*What you should do*: Scan the listing beneath this sentence. Report each line with the word "mehr".

*Source material*:
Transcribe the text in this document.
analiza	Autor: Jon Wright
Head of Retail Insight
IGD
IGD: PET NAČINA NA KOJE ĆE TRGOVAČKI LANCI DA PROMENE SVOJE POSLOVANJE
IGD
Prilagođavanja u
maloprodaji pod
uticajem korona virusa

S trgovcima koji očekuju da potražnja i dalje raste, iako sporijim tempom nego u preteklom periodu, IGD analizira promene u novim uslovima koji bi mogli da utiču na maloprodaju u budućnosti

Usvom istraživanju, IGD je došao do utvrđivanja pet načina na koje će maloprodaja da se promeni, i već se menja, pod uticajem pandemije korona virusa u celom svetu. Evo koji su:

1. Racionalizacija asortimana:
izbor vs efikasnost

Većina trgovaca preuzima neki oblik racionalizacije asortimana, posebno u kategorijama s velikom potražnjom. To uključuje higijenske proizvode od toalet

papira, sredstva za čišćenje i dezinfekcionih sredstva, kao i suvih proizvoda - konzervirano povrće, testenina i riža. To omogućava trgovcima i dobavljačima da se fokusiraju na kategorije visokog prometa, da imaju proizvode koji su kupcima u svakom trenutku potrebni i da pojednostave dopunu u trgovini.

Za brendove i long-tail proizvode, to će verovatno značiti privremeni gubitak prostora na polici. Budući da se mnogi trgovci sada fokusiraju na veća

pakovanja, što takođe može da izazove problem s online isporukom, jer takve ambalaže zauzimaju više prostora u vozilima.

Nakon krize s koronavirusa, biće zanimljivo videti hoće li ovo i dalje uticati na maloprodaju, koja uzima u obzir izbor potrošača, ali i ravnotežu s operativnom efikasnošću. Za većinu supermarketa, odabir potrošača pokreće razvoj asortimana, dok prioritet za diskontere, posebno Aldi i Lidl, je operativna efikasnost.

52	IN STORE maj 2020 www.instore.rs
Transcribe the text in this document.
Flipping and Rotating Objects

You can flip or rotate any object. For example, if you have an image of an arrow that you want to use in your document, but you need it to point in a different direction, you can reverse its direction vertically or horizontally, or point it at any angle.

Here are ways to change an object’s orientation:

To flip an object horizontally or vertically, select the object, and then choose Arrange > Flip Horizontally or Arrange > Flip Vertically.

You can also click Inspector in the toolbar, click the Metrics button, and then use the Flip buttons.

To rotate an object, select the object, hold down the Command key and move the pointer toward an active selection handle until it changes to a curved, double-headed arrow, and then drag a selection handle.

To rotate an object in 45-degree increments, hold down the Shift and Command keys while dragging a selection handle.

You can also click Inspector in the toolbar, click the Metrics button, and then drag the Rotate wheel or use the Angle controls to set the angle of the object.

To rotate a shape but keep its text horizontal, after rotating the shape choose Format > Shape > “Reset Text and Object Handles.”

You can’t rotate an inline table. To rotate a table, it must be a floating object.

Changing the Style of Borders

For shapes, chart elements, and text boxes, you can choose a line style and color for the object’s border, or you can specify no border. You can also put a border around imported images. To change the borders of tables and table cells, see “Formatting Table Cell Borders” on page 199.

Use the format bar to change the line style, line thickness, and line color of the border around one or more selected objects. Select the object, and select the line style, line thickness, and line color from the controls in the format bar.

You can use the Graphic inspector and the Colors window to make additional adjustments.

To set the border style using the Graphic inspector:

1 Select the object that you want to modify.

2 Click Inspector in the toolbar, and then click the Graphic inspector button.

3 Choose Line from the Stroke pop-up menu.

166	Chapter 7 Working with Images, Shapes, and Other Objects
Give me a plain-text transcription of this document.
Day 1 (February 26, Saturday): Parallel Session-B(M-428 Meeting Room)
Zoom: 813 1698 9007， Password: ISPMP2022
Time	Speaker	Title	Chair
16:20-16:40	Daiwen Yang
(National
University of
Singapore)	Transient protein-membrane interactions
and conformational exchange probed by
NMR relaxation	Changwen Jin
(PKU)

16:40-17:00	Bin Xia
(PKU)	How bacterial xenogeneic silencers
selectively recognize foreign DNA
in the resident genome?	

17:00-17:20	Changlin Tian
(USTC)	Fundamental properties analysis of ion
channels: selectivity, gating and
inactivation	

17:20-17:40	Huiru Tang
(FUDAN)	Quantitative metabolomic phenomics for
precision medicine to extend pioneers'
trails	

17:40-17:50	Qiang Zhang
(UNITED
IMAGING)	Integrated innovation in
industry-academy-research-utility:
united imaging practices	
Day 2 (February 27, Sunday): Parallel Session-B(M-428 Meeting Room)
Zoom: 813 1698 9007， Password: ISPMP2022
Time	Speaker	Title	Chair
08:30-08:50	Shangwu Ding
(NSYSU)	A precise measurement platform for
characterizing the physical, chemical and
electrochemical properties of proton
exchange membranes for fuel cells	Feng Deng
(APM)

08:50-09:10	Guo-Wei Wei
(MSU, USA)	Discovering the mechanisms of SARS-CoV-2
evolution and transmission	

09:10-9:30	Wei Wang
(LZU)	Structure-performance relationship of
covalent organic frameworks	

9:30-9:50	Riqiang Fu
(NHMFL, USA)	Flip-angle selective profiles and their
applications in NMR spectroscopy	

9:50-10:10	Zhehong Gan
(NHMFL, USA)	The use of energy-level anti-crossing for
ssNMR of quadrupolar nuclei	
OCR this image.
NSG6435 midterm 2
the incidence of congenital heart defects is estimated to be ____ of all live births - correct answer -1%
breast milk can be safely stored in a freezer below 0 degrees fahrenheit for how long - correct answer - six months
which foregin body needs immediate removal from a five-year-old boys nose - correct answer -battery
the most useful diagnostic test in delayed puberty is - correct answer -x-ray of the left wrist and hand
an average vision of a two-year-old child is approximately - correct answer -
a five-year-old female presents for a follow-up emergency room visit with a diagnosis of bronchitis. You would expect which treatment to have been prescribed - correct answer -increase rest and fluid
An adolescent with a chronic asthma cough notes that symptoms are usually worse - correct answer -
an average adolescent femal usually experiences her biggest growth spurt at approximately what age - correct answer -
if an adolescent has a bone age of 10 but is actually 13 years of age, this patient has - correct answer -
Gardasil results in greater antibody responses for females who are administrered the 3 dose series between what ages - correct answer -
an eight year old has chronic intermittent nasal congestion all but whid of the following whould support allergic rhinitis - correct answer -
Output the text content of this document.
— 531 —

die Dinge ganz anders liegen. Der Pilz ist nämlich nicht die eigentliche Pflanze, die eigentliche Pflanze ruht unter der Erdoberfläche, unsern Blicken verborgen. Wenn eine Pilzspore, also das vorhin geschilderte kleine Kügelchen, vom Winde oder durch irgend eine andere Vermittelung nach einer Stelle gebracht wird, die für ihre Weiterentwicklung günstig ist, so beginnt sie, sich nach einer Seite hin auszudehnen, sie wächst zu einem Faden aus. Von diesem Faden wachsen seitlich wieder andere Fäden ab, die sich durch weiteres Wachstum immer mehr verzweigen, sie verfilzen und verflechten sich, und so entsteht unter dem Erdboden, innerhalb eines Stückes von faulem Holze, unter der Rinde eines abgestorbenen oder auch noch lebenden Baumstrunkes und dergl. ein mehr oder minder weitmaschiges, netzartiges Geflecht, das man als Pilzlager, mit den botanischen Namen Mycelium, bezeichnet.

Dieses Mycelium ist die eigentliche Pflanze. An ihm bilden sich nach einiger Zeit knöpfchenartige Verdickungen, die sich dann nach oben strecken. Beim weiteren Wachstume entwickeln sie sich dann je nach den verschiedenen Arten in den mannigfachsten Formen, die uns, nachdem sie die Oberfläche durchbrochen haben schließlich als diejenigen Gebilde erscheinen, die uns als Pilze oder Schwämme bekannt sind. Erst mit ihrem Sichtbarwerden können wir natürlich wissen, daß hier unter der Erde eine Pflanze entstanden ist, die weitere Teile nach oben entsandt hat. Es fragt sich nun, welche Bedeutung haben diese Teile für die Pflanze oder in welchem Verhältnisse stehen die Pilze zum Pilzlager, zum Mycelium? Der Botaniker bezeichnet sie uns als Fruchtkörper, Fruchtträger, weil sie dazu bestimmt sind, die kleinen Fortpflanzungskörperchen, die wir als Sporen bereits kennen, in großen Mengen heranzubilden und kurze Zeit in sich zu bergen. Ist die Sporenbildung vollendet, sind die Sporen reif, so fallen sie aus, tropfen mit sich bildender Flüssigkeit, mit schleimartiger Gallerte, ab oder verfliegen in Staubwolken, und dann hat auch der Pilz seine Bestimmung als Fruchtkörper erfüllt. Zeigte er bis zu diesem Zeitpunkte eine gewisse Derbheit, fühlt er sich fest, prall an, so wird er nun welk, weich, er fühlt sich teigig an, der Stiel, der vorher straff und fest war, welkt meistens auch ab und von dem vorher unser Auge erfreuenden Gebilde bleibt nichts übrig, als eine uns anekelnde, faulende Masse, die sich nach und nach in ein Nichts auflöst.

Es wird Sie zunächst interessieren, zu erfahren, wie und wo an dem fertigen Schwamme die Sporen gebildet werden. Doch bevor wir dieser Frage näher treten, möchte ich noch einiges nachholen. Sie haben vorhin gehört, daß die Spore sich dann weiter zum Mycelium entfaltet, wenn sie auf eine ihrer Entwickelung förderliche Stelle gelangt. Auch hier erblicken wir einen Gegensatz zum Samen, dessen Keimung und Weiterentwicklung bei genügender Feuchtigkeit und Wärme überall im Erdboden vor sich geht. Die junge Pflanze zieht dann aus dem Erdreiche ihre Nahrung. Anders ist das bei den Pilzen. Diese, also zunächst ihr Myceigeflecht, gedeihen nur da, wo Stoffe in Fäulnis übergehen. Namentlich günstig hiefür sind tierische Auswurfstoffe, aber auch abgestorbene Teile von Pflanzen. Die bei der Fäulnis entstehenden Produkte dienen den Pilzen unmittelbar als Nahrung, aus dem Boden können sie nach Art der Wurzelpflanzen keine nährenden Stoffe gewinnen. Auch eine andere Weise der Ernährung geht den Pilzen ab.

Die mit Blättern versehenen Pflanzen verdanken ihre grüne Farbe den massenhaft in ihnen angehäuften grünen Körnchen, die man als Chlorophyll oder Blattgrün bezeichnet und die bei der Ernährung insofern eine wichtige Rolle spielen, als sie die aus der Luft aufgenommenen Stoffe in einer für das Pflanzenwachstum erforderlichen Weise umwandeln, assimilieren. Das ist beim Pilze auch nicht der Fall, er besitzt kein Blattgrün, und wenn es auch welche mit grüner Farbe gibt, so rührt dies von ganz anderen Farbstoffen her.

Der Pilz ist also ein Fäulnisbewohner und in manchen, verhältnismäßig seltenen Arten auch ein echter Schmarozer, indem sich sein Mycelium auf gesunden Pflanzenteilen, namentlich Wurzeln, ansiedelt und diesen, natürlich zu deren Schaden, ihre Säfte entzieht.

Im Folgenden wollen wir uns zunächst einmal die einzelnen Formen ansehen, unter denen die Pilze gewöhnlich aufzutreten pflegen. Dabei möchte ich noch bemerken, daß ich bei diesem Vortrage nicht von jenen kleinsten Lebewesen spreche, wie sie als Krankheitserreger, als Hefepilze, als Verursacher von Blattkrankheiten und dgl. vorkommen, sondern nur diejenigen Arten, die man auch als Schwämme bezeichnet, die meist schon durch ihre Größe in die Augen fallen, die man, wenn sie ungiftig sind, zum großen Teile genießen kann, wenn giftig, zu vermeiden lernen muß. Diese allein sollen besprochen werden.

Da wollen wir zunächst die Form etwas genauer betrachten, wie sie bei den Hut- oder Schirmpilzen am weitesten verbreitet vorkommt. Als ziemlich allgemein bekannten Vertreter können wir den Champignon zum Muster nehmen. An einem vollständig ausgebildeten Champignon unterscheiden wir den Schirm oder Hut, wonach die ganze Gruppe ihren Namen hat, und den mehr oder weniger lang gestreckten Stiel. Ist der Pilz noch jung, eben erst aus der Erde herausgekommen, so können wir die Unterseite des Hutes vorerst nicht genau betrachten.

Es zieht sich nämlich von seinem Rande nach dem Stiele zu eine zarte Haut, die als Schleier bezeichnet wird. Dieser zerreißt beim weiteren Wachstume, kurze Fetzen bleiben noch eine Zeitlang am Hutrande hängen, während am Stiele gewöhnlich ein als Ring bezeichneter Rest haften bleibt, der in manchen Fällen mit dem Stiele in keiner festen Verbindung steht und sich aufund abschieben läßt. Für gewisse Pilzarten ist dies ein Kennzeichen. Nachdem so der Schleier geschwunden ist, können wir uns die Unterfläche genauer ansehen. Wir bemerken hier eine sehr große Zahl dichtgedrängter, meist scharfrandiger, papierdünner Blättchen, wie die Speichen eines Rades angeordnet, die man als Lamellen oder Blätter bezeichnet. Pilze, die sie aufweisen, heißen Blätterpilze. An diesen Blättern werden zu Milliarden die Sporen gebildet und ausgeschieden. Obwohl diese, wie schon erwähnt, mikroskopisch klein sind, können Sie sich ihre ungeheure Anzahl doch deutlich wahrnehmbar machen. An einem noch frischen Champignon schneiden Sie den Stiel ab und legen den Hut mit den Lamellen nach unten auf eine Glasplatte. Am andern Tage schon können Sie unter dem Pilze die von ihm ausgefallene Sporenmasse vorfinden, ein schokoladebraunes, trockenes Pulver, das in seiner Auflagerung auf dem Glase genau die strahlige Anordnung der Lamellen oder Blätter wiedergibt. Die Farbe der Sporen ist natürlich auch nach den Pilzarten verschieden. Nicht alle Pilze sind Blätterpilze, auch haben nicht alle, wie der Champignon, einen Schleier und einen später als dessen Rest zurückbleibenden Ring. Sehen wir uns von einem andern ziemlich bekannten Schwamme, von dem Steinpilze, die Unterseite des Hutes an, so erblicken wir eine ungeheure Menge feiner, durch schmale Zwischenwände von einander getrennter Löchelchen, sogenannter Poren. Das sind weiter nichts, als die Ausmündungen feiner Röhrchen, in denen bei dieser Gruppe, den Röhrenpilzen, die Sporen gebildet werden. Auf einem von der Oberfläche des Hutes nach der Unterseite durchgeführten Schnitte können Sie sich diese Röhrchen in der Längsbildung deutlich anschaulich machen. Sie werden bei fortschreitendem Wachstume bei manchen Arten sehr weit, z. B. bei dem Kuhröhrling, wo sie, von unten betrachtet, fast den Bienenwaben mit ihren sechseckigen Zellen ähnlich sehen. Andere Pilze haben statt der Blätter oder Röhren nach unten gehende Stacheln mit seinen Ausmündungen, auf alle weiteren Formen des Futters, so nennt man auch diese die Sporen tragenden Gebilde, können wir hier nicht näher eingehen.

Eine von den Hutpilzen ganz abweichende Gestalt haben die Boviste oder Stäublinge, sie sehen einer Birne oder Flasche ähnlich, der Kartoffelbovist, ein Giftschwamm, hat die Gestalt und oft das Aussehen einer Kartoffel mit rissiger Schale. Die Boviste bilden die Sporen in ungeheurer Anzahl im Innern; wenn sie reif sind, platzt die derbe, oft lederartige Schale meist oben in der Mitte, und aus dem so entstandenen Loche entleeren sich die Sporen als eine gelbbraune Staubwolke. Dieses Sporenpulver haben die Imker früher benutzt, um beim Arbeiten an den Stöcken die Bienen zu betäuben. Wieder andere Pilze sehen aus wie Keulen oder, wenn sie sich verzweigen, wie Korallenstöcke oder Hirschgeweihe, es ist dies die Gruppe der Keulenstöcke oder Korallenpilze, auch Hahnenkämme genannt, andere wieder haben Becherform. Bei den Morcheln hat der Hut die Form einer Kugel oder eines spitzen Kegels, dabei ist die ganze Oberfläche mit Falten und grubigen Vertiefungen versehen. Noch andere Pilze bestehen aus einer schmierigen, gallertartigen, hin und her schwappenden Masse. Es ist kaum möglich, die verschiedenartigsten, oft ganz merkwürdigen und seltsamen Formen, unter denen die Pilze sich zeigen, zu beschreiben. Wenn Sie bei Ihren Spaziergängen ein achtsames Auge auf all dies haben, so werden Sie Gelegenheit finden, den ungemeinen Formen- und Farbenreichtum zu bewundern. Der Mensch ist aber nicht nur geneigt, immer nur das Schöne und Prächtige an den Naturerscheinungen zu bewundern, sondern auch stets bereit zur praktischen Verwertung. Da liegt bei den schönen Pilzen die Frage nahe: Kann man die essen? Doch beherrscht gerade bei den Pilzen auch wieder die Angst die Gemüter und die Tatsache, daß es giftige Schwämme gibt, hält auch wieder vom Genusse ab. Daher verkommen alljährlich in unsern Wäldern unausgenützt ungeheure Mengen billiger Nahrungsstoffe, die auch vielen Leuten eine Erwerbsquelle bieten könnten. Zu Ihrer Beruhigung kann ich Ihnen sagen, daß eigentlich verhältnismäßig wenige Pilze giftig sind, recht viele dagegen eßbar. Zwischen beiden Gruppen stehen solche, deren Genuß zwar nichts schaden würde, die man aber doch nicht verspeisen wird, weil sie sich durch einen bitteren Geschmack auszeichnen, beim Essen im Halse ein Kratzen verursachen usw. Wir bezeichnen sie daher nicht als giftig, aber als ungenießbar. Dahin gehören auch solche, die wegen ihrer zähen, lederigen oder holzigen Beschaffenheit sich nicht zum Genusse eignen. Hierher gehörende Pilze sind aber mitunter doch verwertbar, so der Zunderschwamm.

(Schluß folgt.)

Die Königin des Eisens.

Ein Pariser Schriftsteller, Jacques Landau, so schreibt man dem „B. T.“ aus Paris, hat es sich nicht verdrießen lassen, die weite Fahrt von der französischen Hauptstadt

*Answer*:
die Dinge ganz anders liegen. Der Pilz ist nämlich nicht die eigentliche Pflanze, die eigentliche Pflanze ruht unter der Erdoberfläche, unsern Blicken verborgen. Wenn eine Pilzspore, also das vorhin geschilderte kleine Kügelchen, vom Winde oder durch irgend eine andere Vermittelung nach einer Stelle gebracht wird, die für ihre Weiterentwicklung günstig ist, so beginnt sie, sich nach einer Seite hin auszudehnen, sie wächst zu einem Faden aus. Von diesem Faden wachsen seitlich wieder andere Fäden ab, die sich durch weiteres Wachstum immer mehr verzweigen, sie verfilzen und verflechten sich, und so entsteht unter dem Erdboden, innerhalb eines Stückes von faulem Holze, unter der Rinde eines abgestorbenen oder auch noch lebenden Baumstrunkes und dergl. ein mehr oder minder weitmaschiges, netzartiges Geflecht, das man als Pilzlager, mit den botanischen Namen Mycelium, bezeichnet.
Da wollen wir zunächst die Form etwas genauer betrachten, wie sie bei den Hut- oder Schirmpilzen am weitesten verbreitet vorkommt. Als ziemlich allgemein bekannten Vertreter können wir den Champignon zum Muster nehmen. An einem vollständig ausgebildeten Champignon unterscheiden wir den Schirm oder Hut, wonach die ganze Gruppe ihren Namen hat, und den mehr oder weniger lang gestreckten Stiel. Ist der Pilz noch jung, eben erst aus der Erde herausgekommen, so können wir die Unterseite des Hutes vorerst nicht genau betrachten.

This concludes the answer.